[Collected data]
§

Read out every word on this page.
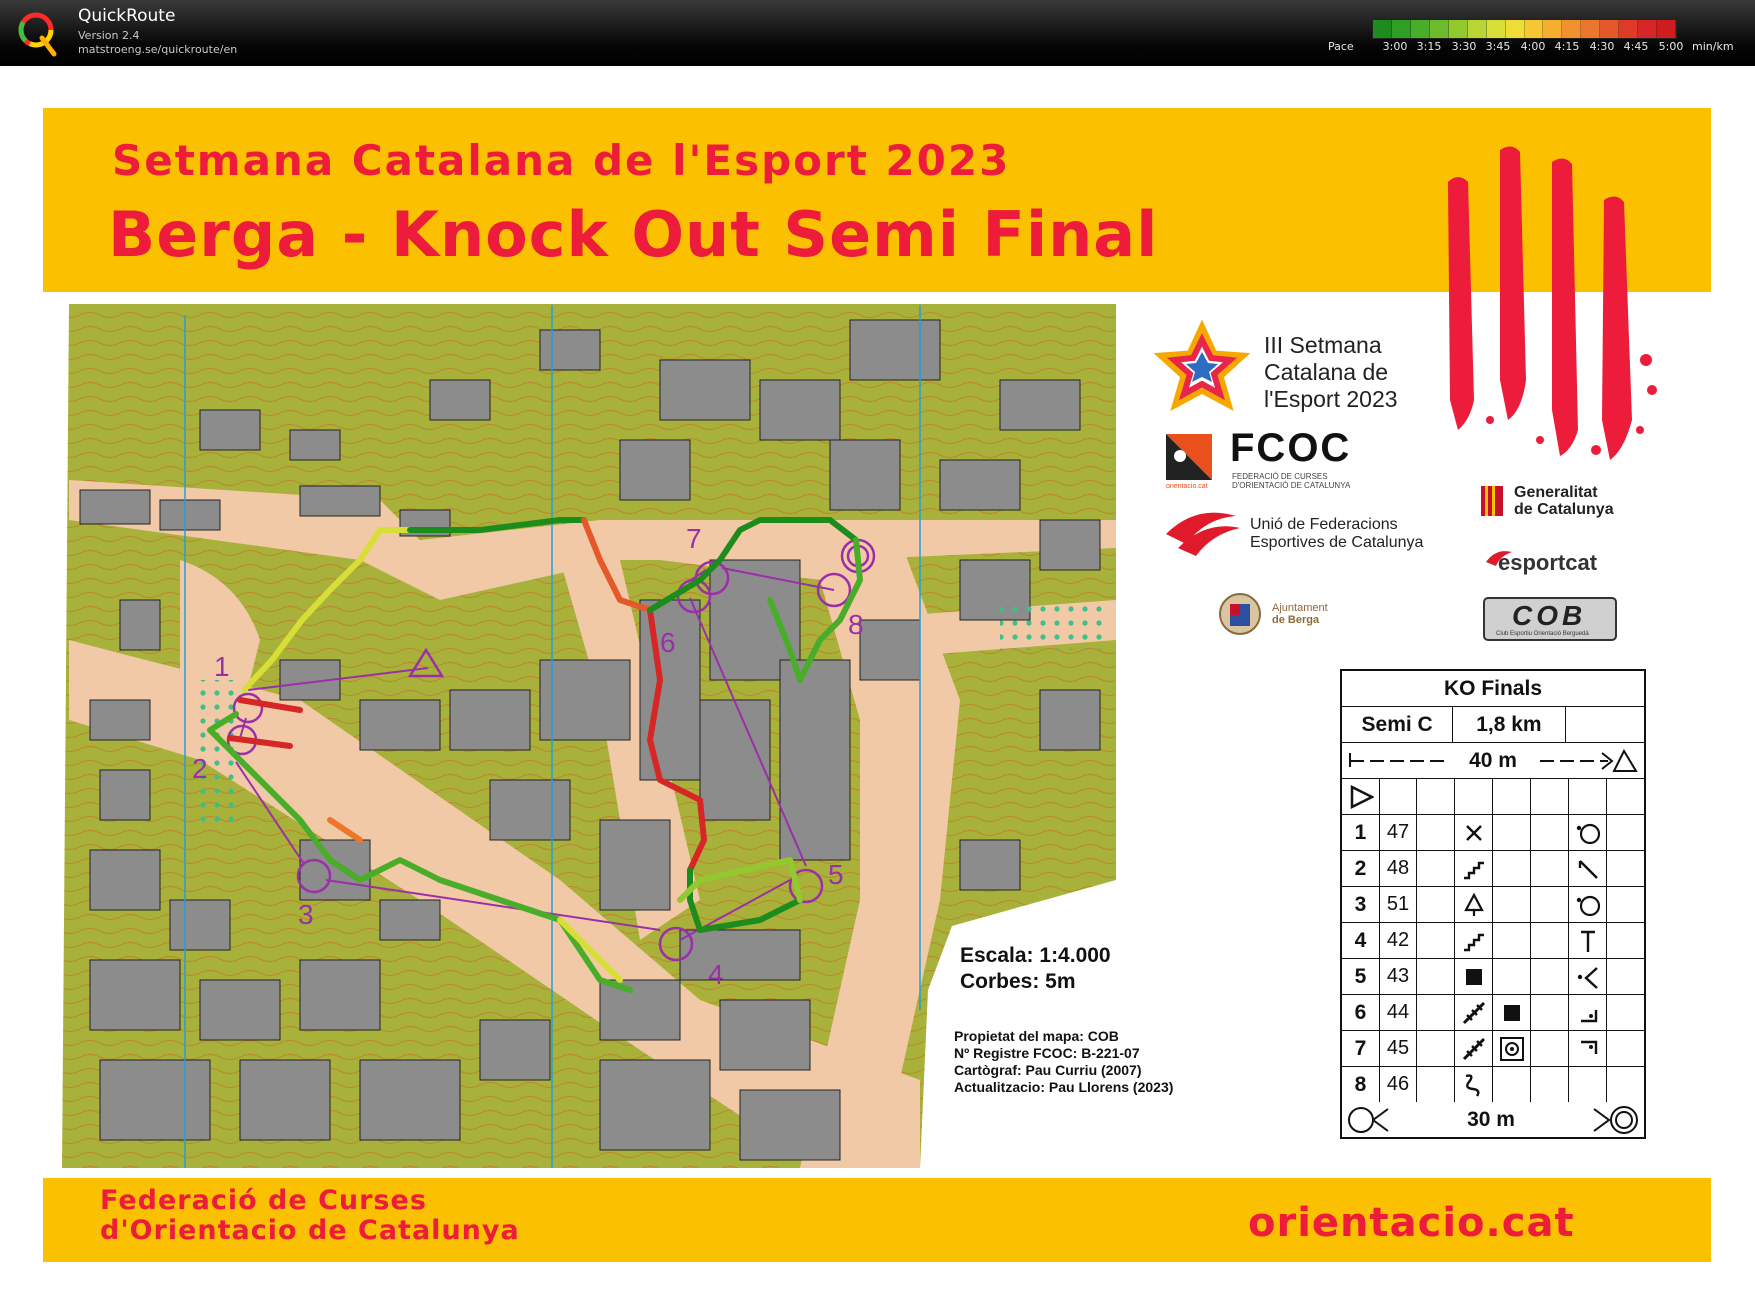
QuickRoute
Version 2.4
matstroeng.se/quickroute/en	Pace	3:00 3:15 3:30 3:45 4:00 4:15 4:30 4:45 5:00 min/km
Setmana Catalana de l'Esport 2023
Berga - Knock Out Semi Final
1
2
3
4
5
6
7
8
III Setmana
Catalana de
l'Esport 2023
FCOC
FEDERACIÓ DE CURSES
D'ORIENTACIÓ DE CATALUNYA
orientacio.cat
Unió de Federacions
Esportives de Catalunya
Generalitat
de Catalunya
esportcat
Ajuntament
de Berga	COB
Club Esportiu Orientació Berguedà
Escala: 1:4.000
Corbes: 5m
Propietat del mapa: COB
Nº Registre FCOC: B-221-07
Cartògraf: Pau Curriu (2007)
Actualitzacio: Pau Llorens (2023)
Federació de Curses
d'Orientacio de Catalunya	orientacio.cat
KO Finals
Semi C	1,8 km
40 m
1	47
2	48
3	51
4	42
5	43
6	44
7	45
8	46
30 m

§

#### STATED TASK:
Find how many lines hold the string "Berga", and state that number alone.

#### FULL RESPONSE:
2